Layout annotation records:
----

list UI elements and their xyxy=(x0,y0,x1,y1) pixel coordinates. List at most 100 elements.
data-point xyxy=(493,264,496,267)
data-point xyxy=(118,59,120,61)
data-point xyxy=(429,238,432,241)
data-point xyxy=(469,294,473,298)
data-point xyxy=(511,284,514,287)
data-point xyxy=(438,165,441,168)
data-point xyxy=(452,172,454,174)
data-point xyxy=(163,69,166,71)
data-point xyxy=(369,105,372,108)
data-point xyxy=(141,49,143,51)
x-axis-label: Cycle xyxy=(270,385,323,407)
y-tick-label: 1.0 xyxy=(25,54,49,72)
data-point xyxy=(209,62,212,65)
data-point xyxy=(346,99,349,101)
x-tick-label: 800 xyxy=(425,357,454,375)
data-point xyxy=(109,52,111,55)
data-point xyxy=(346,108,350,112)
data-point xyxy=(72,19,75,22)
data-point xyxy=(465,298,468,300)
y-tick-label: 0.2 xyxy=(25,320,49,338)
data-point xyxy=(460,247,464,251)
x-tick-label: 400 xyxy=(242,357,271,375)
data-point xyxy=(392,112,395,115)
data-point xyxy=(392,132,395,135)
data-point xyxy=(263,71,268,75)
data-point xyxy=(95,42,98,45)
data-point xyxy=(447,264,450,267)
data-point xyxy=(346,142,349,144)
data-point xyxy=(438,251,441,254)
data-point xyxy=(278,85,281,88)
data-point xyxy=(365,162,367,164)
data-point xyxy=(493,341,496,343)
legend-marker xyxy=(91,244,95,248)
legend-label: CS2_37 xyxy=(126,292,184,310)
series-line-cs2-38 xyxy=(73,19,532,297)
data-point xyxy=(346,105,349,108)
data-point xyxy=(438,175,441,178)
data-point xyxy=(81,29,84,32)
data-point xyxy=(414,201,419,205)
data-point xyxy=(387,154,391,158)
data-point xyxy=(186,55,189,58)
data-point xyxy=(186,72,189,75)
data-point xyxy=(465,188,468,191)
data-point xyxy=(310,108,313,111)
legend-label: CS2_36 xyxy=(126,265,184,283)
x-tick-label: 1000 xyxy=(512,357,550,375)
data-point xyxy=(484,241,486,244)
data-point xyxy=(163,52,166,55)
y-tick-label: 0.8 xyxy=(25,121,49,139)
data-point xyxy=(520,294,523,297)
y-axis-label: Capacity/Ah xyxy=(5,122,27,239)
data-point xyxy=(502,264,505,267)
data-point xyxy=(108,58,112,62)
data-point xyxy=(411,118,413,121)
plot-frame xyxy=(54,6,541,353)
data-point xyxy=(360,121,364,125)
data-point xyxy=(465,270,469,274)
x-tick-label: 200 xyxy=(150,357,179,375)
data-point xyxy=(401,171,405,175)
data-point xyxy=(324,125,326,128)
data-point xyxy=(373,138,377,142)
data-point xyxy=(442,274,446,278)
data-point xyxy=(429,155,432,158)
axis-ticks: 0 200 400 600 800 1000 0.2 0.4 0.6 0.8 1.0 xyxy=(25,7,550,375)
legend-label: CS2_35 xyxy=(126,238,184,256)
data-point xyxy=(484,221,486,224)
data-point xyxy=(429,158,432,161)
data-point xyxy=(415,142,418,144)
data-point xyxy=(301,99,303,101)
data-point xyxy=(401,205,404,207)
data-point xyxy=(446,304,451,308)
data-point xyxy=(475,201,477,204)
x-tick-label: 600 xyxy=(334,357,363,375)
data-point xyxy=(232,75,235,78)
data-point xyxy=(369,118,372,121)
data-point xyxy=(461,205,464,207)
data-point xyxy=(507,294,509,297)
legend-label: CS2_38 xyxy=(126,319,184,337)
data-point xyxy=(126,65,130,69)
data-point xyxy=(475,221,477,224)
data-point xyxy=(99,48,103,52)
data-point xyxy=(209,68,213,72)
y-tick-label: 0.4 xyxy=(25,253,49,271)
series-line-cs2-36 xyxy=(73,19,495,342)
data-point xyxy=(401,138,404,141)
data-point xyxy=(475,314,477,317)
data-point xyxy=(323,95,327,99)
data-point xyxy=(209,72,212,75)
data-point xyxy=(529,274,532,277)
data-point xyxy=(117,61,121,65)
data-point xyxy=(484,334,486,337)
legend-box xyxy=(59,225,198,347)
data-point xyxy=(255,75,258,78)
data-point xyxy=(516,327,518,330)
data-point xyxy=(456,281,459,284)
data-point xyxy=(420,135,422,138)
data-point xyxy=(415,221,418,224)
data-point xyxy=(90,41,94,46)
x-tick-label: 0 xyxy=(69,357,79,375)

----

[What needs to be done]
Copy every line of the records above verbatim, changing nothing.

[Answer to this task]
list UI elements and their xyxy=(x0,y0,x1,y1) pixel coordinates. List at most 100 elements.
data-point xyxy=(493,264,496,267)
data-point xyxy=(118,59,120,61)
data-point xyxy=(429,238,432,241)
data-point xyxy=(469,294,473,298)
data-point xyxy=(511,284,514,287)
data-point xyxy=(438,165,441,168)
data-point xyxy=(452,172,454,174)
data-point xyxy=(163,69,166,71)
data-point xyxy=(369,105,372,108)
data-point xyxy=(141,49,143,51)
x-axis-label: Cycle xyxy=(270,385,323,407)
y-tick-label: 1.0 xyxy=(25,54,49,72)
data-point xyxy=(209,62,212,65)
data-point xyxy=(346,99,349,101)
x-tick-label: 800 xyxy=(425,357,454,375)
data-point xyxy=(109,52,111,55)
data-point xyxy=(346,108,350,112)
data-point xyxy=(72,19,75,22)
data-point xyxy=(465,298,468,300)
y-tick-label: 0.2 xyxy=(25,320,49,338)
data-point xyxy=(460,247,464,251)
x-tick-label: 400 xyxy=(242,357,271,375)
data-point xyxy=(392,112,395,115)
data-point xyxy=(392,132,395,135)
data-point xyxy=(263,71,268,75)
data-point xyxy=(95,42,98,45)
data-point xyxy=(447,264,450,267)
data-point xyxy=(346,142,349,144)
data-point xyxy=(438,251,441,254)
data-point xyxy=(278,85,281,88)
data-point xyxy=(365,162,367,164)
data-point xyxy=(493,341,496,343)
legend-marker xyxy=(91,244,95,248)
legend-label: CS2_37 xyxy=(126,292,184,310)
series-line-cs2-38 xyxy=(73,19,532,297)
data-point xyxy=(346,105,349,108)
data-point xyxy=(438,175,441,178)
data-point xyxy=(81,29,84,32)
data-point xyxy=(414,201,419,205)
data-point xyxy=(387,154,391,158)
data-point xyxy=(186,55,189,58)
data-point xyxy=(186,72,189,75)
data-point xyxy=(465,188,468,191)
data-point xyxy=(310,108,313,111)
legend-label: CS2_36 xyxy=(126,265,184,283)
x-tick-label: 1000 xyxy=(512,357,550,375)
data-point xyxy=(484,241,486,244)
data-point xyxy=(163,52,166,55)
y-tick-label: 0.8 xyxy=(25,121,49,139)
data-point xyxy=(520,294,523,297)
y-axis-label: Capacity/Ah xyxy=(5,122,27,239)
data-point xyxy=(502,264,505,267)
data-point xyxy=(108,58,112,62)
data-point xyxy=(411,118,413,121)
plot-frame xyxy=(54,6,541,353)
data-point xyxy=(360,121,364,125)
data-point xyxy=(465,270,469,274)
x-tick-label: 200 xyxy=(150,357,179,375)
data-point xyxy=(401,171,405,175)
data-point xyxy=(324,125,326,128)
data-point xyxy=(373,138,377,142)
data-point xyxy=(442,274,446,278)
data-point xyxy=(429,155,432,158)
axis-ticks: 0 200 400 600 800 1000 0.2 0.4 0.6 0.8 1.0 xyxy=(25,7,550,375)
legend-label: CS2_35 xyxy=(126,238,184,256)
data-point xyxy=(484,221,486,224)
data-point xyxy=(429,158,432,161)
data-point xyxy=(415,142,418,144)
data-point xyxy=(301,99,303,101)
data-point xyxy=(401,205,404,207)
data-point xyxy=(446,304,451,308)
data-point xyxy=(475,201,477,204)
x-tick-label: 600 xyxy=(334,357,363,375)
data-point xyxy=(232,75,235,78)
data-point xyxy=(369,118,372,121)
data-point xyxy=(461,205,464,207)
data-point xyxy=(507,294,509,297)
legend-label: CS2_38 xyxy=(126,319,184,337)
data-point xyxy=(126,65,130,69)
data-point xyxy=(475,221,477,224)
data-point xyxy=(99,48,103,52)
data-point xyxy=(209,68,213,72)
y-tick-label: 0.4 xyxy=(25,253,49,271)
series-line-cs2-36 xyxy=(73,19,495,342)
data-point xyxy=(401,138,404,141)
data-point xyxy=(475,314,477,317)
data-point xyxy=(323,95,327,99)
data-point xyxy=(209,72,212,75)
data-point xyxy=(529,274,532,277)
data-point xyxy=(117,61,121,65)
data-point xyxy=(484,334,486,337)
legend-box xyxy=(59,225,198,347)
data-point xyxy=(255,75,258,78)
data-point xyxy=(516,327,518,330)
data-point xyxy=(456,281,459,284)
data-point xyxy=(420,135,422,138)
data-point xyxy=(415,221,418,224)
data-point xyxy=(90,41,94,46)
x-tick-label: 0 xyxy=(69,357,79,375)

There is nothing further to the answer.